TASK DETAILS → Track down every line below that holds "совете" and copy it.
----------------
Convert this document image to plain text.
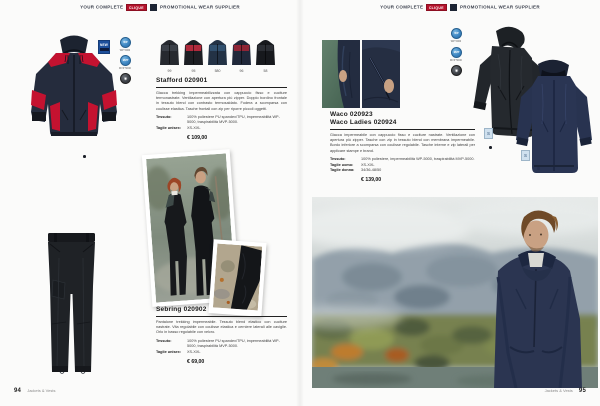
YOUR COMPLETE CLIQUE	PROMOTIONAL WEAR SUPPLIER	YOUR COMPLETE CLIQUE	PROMOTIONAL WEAR SUPPLIER
NEW
WP
WP 5000
MVP
MVP 5000
✳
99	95	580	96	58
Stafford 020901
Giacca trekking impermeabilizzata con cappuccio fisso e cuciture termonastrate. Ventilazione con apertura più zipper. Doppio bordino frontale in tessuto blend con contrasto termosaldato. Fodera a scomparsa con coulisse elastica. Tasche frontali con zip per riporre piccoli oggetti.
Tessuto:	100% poliestere PU spandex/TPU, impermeabilità WP-5000, traspirabilità MVP-5000.
Taglie unisex:	XS-XXL
€ 109,00
Sebring 020902
Pantalone trekking impermeabile. Tessuto blend elastico con cuciture nastrate. Vita regolabile con coulisse elastica e cerniere laterali alle caviglie. Orlo in basso regolabile con velcro.
Tessuto:	100% poliestere PU spandex/TPU, impermeabilità WP-5000, traspirabilità MVP-5000.
Taglie unisex:	XS-XXL
€ 69,00
94 Jackets & Vests
WP
WP 5000
MVP
MVP 5000
✳
S
S
Waco 020923
Waco Ladies 020924
Giacca impermeabile con cappuccio fisso e cuciture nastrate. Ventilazione con apertura più zipper. Tasche con zip in tessuto blend con membrana impermeabile. Bordo inferiore a scomparsa con coulisse regolabile. Tasche interne e zip laterali per applicare stampe e brand.
Tessuto:	100% poliestere, impermeabilità WP-5000, traspirabilità MVP-5000.
Taglie uomo:	XS-XXL
Taglie donna:	34/36-48/50
€ 139,00
Jackets & Vests 95
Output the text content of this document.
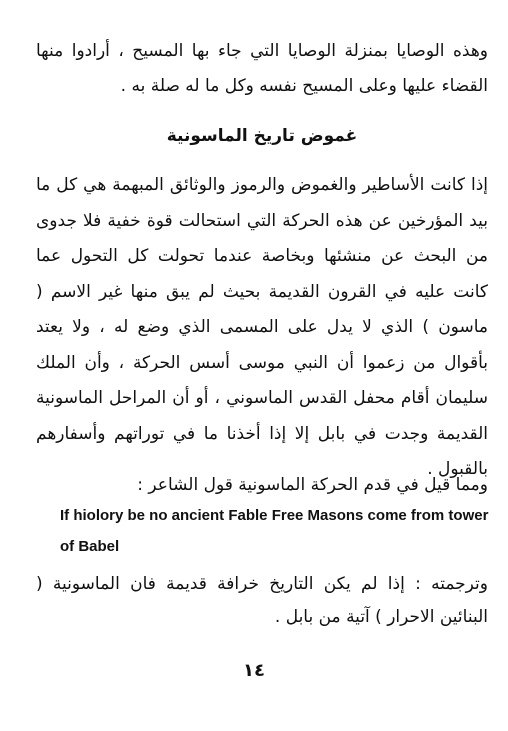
وهذه الوصايا بمنزلة الوصايا التي جاء بها المسيح ، أرادوا منها القضاء عليها وعلى المسيح نفسه وكل ما له صلة به .

غموض تاريخ الماسونية

إذا كانت الأساطير والغموض والرموز والوثائق المبهمة هي كل ما بيد المؤرخين عن هذه الحركة التي استحالت قوة خفية فلا جدوى من البحث عن منشئها وبخاصة عندما تحولت كل التحول عما كانت عليه في القرون القديمة بحيث لم يبق منها غير الاسم ( ماسون ) الذي لا يدل على المسمى الذي وضع له ، ولا يعتد بأقوال من زعموا أن النبي موسى أسس الحركة ، وأن الملك سليمان أقام محفل القدس الماسوني ، أو أن المراحل الماسونية القديمة وجدت في بابل إلا إذا أخذنا ما في توراتهم وأسفارهم بالقبول .

ومما قيل في قدم الحركة الماسونية قول الشاعر :

If hiolory be no ancient Fable Free Masons come from tower of Babel

وترجمته : إذا لم يكن التاريخ خرافة قديمة فان الماسونية ( البنائين الاحرار ) آتية من بابل .

١٤
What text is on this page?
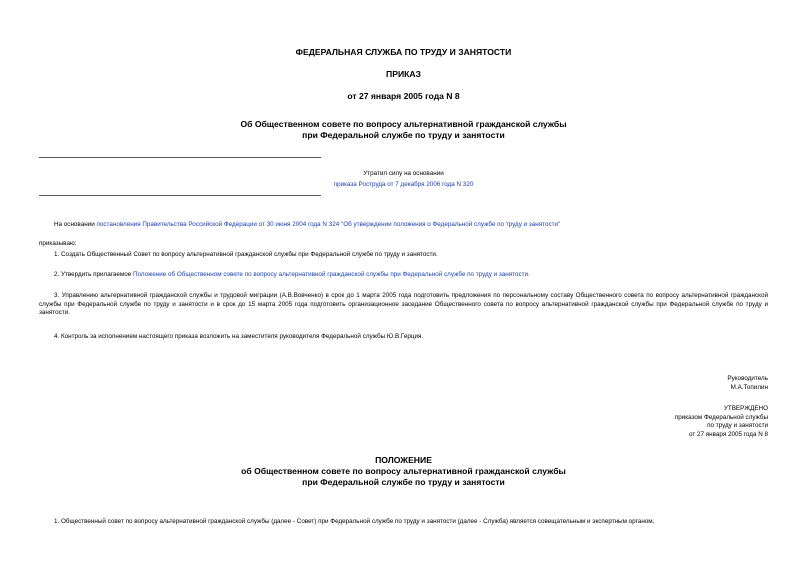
ФЕДЕРАЛЬНАЯ СЛУЖБА ПО ТРУДУ И ЗАНЯТОСТИ
ПРИКАЗ
от 27 января 2005 года N 8
Об Общественном совете по вопросу альтернативной гражданской службы
при Федеральной службе по труду и занятости
Утратил силу на основании
приказа Роструда от 7 декабря 2006 года N 320
На основании постановления Правительства Российской Федерации от 30 июня 2004 года N 324 "Об утверждении положения о Федеральной службе по труду и занятости"
приказываю:
1. Создать Общественный Совет по вопросу альтернативной гражданской службы при Федеральной службе по труду и занятости.
2. Утвердить прилагаемое Положение об Общественном совете по вопросу альтернативной гражданской службы при Федеральной службе по труду и занятости.
3. Управлению альтернативной гражданской службы и трудовой миграции (А.В.Вовченко) в срок до 1 марта 2005 года подготовить предложения по персональному составу Общественного совета по вопросу альтернативной гражданской службы при Федеральной службе по труду и занятости и в срок до 15 марта 2005 года подготовить организационное заседание Общественного совета по вопросу альтернативной гражданской службы при Федеральной службе по труду и занятости.
4. Контроль за исполнением настоящего приказа возложить на заместителя руководителя Федеральной службы Ю.В.Герция.
Руководитель
М.А.Топилин
УТВЕРЖДЕНО
приказом Федеральной службы
по труду и занятости
от 27 января 2005 года N 8
ПОЛОЖЕНИЕ
об Общественном совете по вопросу альтернативной гражданской службы
при Федеральной службе по труду и занятости
1. Общественный совет по вопросу альтернативной гражданской службы (далее - Совет) при Федеральной службе по труду и занятости (далее - Служба) является совещательным и экспертным органом,
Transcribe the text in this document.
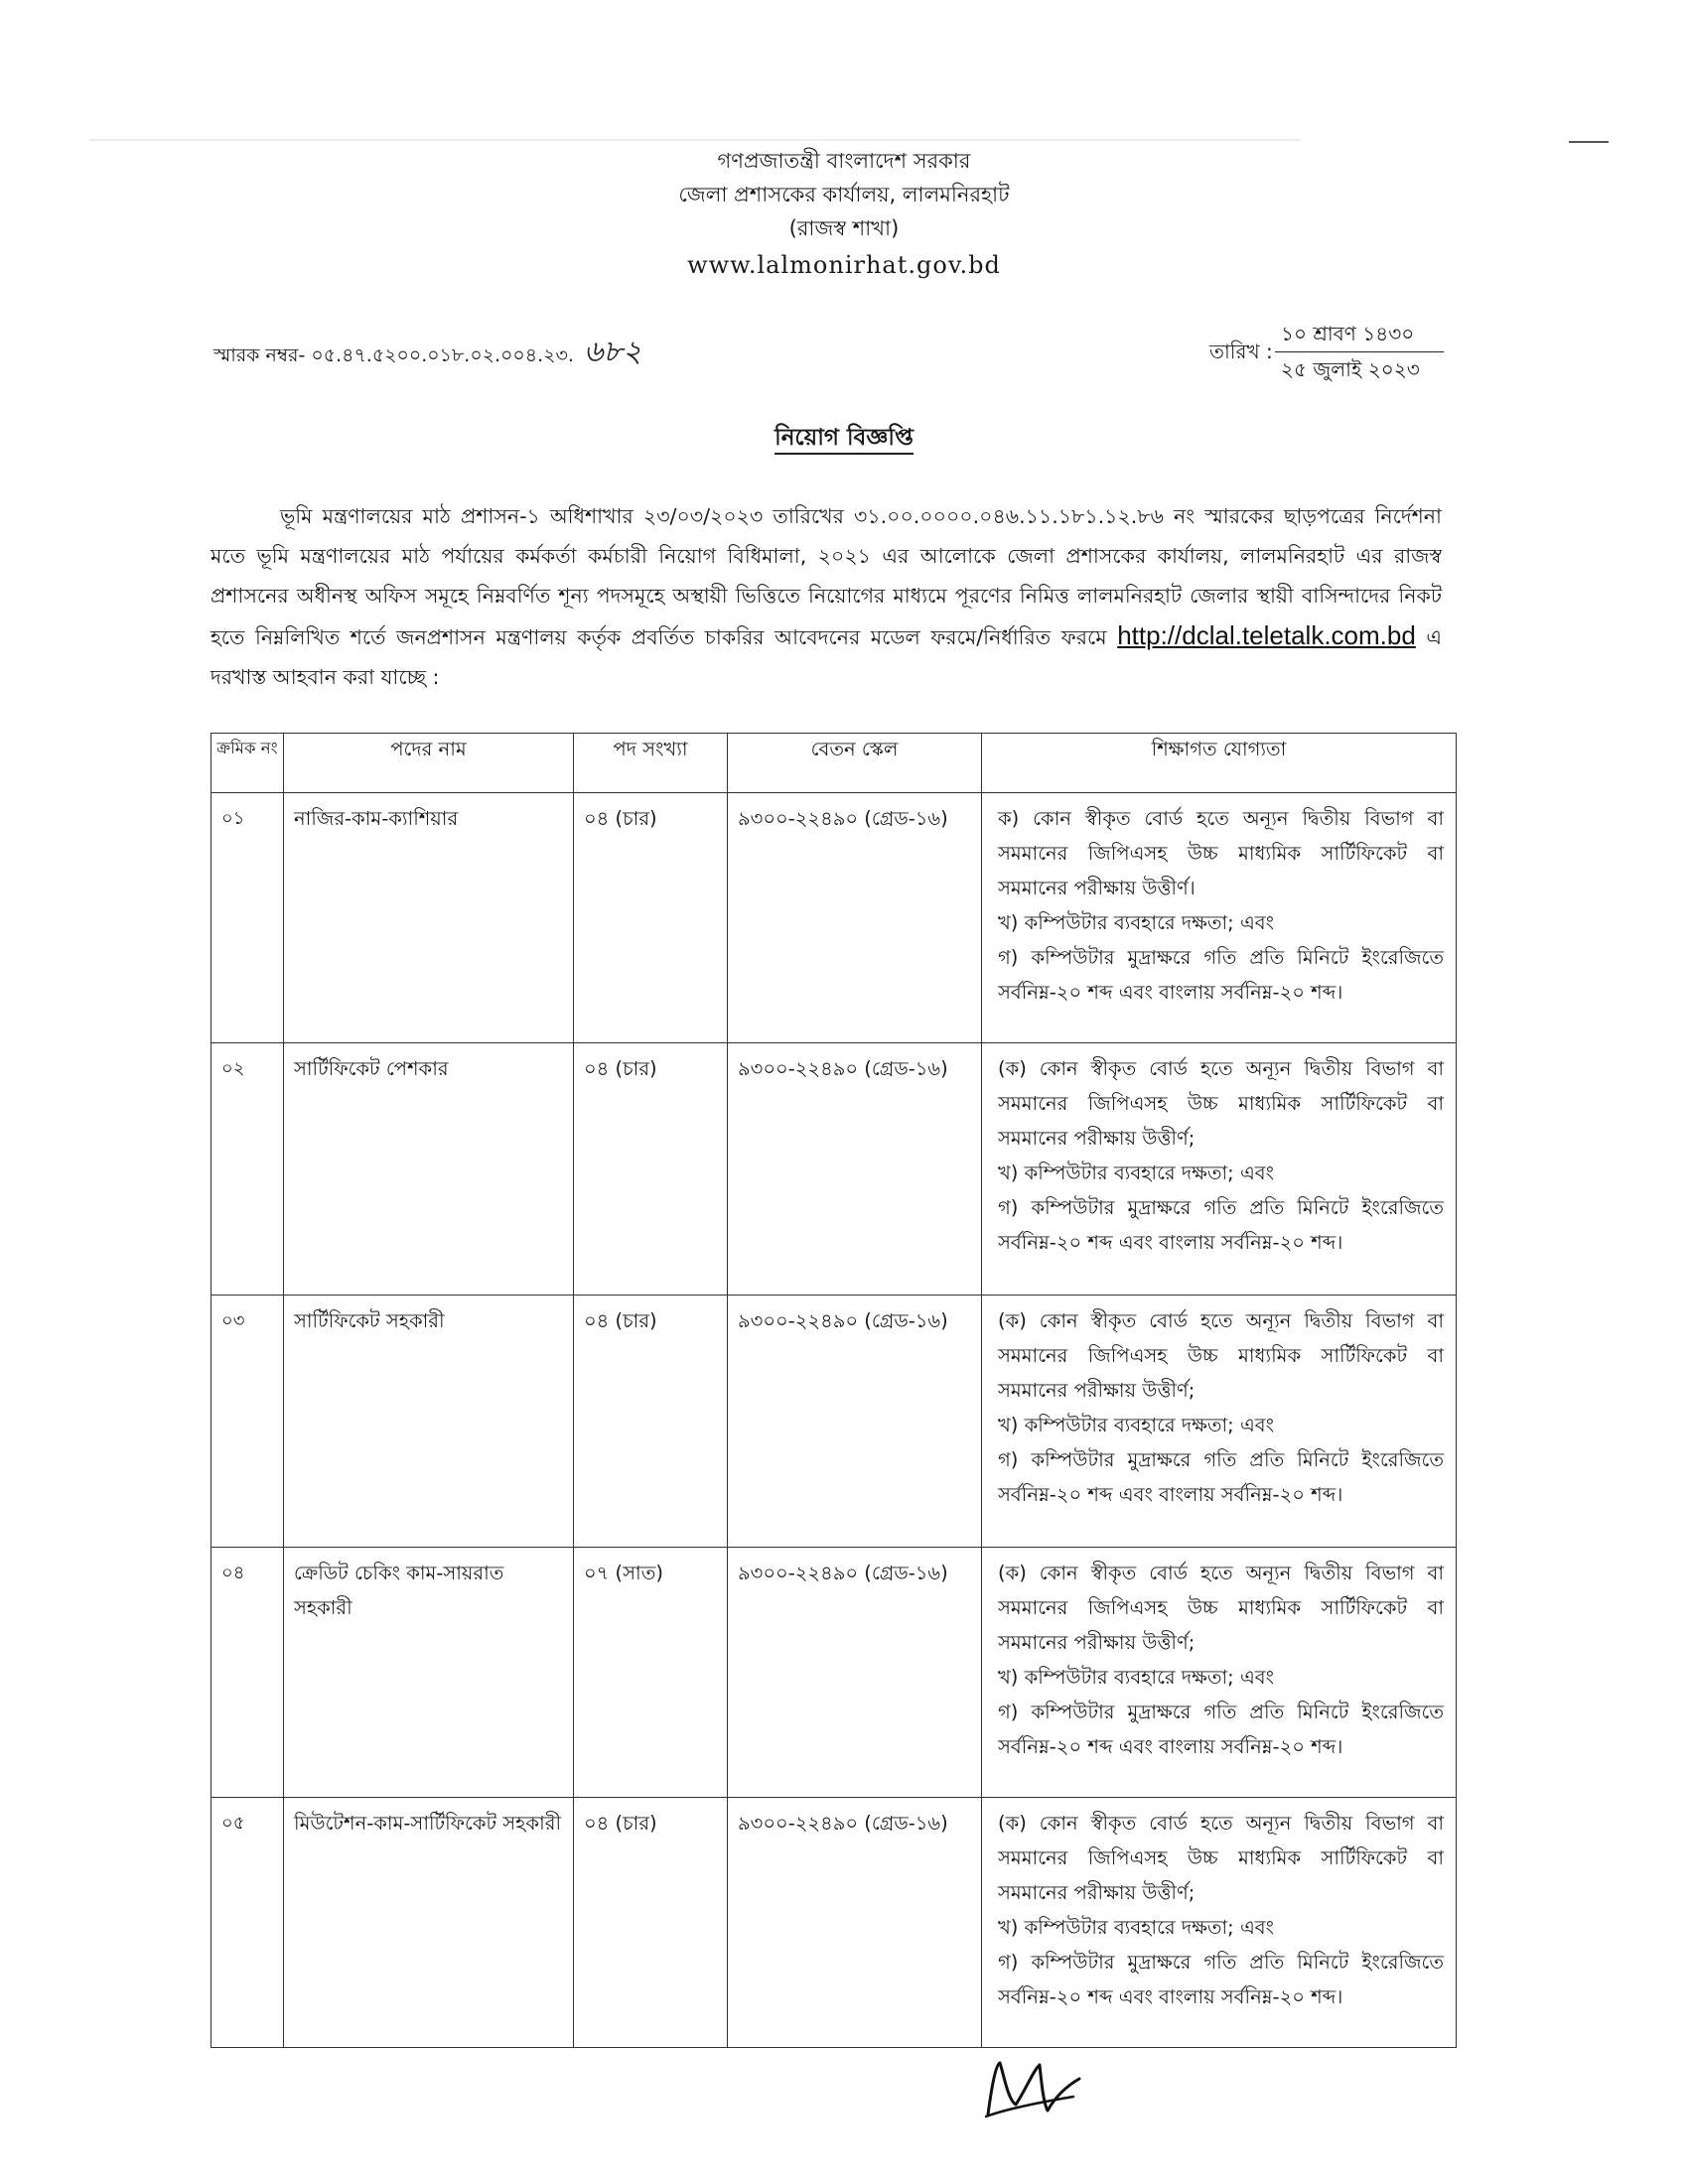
গণপ্রজাতন্ত্রী বাংলাদেশ সরকার
জেলা প্রশাসকের কার্যালয়, লালমনিরহাট
(রাজস্ব শাখা)
www.lalmonirhat.gov.bd
স্মারক নম্বর- ০৫.৪৭.৫২০০.০১৮.০২.০০৪.২৩. ৬৮২	তারিখ :
১০ শ্রাবণ ১৪৩০
২৫ জুলাই ২০২৩
নিয়োগ বিজ্ঞপ্তি
ভূমি মন্ত্রণালয়ের মাঠ প্রশাসন-১ অধিশাখার ২৩/০৩/২০২৩ তারিখের ৩১.০০.০০০০.০৪৬.১১.১৮১.১২.৮৬ নং স্মারকের ছাড়পত্রের নির্দেশনা মতে ভূমি মন্ত্রণালয়ের মাঠ পর্যায়ের কর্মকর্তা কর্মচারী নিয়োগ বিধিমালা, ২০২১ এর আলোকে জেলা প্রশাসকের কার্যালয়, লালমনিরহাট এর রাজস্ব প্রশাসনের অধীনস্থ অফিস সমূহে নিম্নবর্ণিত শূন্য পদসমূহে অস্থায়ী ভিত্তিতে নিয়োগের মাধ্যমে পূরণের নিমিত্ত লালমনিরহাট জেলার স্থায়ী বাসিন্দাদের নিকট হতে নিম্নলিখিত শর্তে জনপ্রশাসন মন্ত্রণালয় কর্তৃক প্রবর্তিত চাকরির আবেদনের মডেল ফরমে/নির্ধারিত ফরমে http://dclal.teletalk.com.bd এ দরখাস্ত আহবান করা যাচ্ছে :
ক্রমিক নং	পদের নাম	পদ সংখ্যা	বেতন স্কেল	শিক্ষাগত যোগ্যতা
০১	নাজির-কাম-ক্যাশিয়ার	০৪ (চার)	৯৩০০-২২৪৯০ (গ্রেড-১৬)	ক) কোন স্বীকৃত বোর্ড হতে অন্যূন দ্বিতীয় বিভাগ বা সমমানের জিপিএসহ উচ্চ মাধ্যমিক সার্টিফিকেট বা সমমানের পরীক্ষায় উত্তীর্ণ।
খ) কম্পিউটার ব্যবহারে দক্ষতা; এবং
গ) কম্পিউটার মুদ্রাক্ষরে গতি প্রতি মিনিটে ইংরেজিতে সর্বনিম্ন-২০ শব্দ এবং বাংলায় সর্বনিম্ন-২০ শব্দ।

০২	সার্টিফিকেট পেশকার	০৪ (চার)	৯৩০০-২২৪৯০ (গ্রেড-১৬)	(ক) কোন স্বীকৃত বোর্ড হতে অন্যূন দ্বিতীয় বিভাগ বা সমমানের জিপিএসহ উচ্চ মাধ্যমিক সার্টিফিকেট বা সমমানের পরীক্ষায় উত্তীর্ণ;
খ) কম্পিউটার ব্যবহারে দক্ষতা; এবং
গ) কম্পিউটার মুদ্রাক্ষরে গতি প্রতি মিনিটে ইংরেজিতে সর্বনিম্ন-২০ শব্দ এবং বাংলায় সর্বনিম্ন-২০ শব্দ।

০৩	সার্টিফিকেট সহকারী	০৪ (চার)	৯৩০০-২২৪৯০ (গ্রেড-১৬)	(ক) কোন স্বীকৃত বোর্ড হতে অন্যূন দ্বিতীয় বিভাগ বা সমমানের জিপিএসহ উচ্চ মাধ্যমিক সার্টিফিকেট বা সমমানের পরীক্ষায় উত্তীর্ণ;
খ) কম্পিউটার ব্যবহারে দক্ষতা; এবং
গ) কম্পিউটার মুদ্রাক্ষরে গতি প্রতি মিনিটে ইংরেজিতে সর্বনিম্ন-২০ শব্দ এবং বাংলায় সর্বনিম্ন-২০ শব্দ।

০৪	ক্রেডিট চেকিং কাম-সায়রাত সহকারী	০৭ (সাত)	৯৩০০-২২৪৯০ (গ্রেড-১৬)	(ক) কোন স্বীকৃত বোর্ড হতে অন্যূন দ্বিতীয় বিভাগ বা সমমানের জিপিএসহ উচ্চ মাধ্যমিক সার্টিফিকেট বা সমমানের পরীক্ষায় উত্তীর্ণ;
খ) কম্পিউটার ব্যবহারে দক্ষতা; এবং
গ) কম্পিউটার মুদ্রাক্ষরে গতি প্রতি মিনিটে ইংরেজিতে সর্বনিম্ন-২০ শব্দ এবং বাংলায় সর্বনিম্ন-২০ শব্দ।

০৫	মিউটেশন-কাম-সার্টিফিকেট সহকারী	০৪ (চার)	৯৩০০-২২৪৯০ (গ্রেড-১৬)	(ক) কোন স্বীকৃত বোর্ড হতে অন্যূন দ্বিতীয় বিভাগ বা সমমানের জিপিএসহ উচ্চ মাধ্যমিক সার্টিফিকেট বা সমমানের পরীক্ষায় উত্তীর্ণ;
খ) কম্পিউটার ব্যবহারে দক্ষতা; এবং
গ) কম্পিউটার মুদ্রাক্ষরে গতি প্রতি মিনিটে ইংরেজিতে সর্বনিম্ন-২০ শব্দ এবং বাংলায় সর্বনিম্ন-২০ শব্দ।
----------------
SOLUTION TO THE PROBLEM →
Об Общественном совете по вопросу альтернативной гражданской службы
2. Утвердить прилагаемое Положение об Общественном совете по вопросу альтернативной гражданской службы при Федеральной службе по труду и занятости.
об Общественном совете по вопросу альтернативной гражданской службы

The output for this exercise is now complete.